Start of Exercise inputs
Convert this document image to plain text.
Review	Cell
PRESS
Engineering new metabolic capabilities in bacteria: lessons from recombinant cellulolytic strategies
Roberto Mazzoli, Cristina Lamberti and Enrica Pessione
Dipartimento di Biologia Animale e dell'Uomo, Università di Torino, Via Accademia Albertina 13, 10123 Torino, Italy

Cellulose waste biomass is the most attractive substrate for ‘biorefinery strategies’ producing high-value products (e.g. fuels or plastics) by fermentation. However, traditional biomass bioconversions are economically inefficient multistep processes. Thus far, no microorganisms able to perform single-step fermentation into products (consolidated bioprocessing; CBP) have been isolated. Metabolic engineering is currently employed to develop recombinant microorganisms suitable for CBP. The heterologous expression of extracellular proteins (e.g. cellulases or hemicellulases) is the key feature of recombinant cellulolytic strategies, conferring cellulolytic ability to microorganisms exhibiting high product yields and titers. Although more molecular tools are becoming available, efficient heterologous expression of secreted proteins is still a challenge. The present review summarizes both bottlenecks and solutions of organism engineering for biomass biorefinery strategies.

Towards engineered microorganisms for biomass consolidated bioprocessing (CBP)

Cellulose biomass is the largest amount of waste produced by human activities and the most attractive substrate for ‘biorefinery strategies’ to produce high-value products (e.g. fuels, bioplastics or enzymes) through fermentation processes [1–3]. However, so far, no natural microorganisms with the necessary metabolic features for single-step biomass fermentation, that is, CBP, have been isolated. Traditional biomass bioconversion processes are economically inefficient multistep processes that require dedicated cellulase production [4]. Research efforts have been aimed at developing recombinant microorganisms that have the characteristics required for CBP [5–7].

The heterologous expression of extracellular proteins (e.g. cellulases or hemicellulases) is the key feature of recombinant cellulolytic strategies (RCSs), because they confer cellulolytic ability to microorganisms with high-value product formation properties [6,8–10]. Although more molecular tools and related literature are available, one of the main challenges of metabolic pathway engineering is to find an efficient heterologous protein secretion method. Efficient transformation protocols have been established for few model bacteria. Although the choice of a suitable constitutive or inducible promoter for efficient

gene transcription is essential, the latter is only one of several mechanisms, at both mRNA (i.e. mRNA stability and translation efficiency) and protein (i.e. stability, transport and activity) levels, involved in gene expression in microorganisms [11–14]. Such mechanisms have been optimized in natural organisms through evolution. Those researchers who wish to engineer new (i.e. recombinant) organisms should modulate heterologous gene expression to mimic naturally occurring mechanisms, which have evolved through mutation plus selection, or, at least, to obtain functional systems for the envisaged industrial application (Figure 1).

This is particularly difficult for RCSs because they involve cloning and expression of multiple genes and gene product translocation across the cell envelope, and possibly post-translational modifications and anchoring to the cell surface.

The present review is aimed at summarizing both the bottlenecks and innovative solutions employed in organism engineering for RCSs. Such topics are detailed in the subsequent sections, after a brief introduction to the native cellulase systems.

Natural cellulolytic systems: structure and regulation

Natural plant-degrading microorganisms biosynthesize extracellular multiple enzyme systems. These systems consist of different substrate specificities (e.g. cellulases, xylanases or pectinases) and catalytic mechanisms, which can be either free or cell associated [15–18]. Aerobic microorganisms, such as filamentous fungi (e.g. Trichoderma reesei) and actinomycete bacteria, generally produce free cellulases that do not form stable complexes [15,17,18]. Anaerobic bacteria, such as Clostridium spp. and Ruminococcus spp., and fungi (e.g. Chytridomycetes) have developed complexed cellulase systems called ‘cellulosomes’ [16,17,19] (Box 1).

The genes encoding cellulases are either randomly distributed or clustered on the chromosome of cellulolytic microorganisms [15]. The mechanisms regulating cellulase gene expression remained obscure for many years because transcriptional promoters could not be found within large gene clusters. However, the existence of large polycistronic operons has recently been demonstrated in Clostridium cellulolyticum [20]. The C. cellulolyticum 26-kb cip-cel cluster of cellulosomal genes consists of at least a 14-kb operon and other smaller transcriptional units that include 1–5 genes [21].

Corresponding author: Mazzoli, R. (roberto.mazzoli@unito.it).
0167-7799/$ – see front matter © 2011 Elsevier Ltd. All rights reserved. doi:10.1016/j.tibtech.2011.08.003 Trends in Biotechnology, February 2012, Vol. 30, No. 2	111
End of Exercise inputs
Start of Exercise inputs
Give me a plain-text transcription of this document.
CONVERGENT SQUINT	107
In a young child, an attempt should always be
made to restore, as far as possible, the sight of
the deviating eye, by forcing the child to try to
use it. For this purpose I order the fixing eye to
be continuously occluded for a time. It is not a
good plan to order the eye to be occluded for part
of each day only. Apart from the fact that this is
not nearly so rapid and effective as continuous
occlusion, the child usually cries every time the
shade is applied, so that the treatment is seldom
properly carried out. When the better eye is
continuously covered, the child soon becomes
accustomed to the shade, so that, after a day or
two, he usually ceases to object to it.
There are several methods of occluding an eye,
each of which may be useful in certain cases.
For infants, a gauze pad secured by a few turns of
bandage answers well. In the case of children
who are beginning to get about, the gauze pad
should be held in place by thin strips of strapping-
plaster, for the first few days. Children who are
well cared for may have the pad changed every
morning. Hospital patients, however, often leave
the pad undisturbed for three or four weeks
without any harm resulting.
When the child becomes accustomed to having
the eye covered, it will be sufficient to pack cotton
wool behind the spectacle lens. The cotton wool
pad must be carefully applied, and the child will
End of Exercise inputs
Start of Exercise inputs
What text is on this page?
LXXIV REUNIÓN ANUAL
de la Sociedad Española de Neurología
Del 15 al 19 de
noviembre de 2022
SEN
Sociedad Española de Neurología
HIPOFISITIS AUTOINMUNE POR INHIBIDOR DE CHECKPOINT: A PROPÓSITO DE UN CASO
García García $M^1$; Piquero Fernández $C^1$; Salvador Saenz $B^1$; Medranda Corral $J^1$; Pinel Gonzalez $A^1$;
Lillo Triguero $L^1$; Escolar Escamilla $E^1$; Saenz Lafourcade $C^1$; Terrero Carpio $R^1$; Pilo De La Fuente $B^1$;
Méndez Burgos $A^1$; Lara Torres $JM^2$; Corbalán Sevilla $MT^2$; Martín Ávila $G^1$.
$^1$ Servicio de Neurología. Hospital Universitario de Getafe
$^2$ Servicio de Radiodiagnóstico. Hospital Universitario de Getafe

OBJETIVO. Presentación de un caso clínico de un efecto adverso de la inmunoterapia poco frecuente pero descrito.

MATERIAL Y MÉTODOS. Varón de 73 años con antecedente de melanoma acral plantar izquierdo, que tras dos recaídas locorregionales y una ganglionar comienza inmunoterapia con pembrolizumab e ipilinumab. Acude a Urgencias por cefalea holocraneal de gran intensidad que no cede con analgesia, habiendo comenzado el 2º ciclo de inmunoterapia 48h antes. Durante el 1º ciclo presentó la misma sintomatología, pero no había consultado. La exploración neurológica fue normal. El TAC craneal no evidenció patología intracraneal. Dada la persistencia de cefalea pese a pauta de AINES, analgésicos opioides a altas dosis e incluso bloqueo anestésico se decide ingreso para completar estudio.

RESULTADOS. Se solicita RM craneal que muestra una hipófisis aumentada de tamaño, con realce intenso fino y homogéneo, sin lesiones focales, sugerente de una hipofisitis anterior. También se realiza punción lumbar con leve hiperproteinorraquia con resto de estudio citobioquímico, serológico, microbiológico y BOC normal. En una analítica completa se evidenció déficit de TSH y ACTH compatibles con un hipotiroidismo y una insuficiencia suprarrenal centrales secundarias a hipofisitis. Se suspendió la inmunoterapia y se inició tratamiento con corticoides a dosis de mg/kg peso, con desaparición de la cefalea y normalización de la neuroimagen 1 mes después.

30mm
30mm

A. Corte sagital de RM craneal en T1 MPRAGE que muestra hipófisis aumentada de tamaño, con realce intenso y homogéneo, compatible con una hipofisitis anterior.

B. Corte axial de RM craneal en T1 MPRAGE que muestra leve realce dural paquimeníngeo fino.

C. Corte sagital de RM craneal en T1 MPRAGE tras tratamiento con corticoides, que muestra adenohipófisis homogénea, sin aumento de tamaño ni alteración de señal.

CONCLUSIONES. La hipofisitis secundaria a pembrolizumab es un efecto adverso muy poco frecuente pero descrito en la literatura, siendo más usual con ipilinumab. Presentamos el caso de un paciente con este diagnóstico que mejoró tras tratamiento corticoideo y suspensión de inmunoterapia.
End of Exercise inputs
> _Exercise aim_
Check each line in the records for the word "sagital" and say how many have it, with nothing else.

> _Task response_
2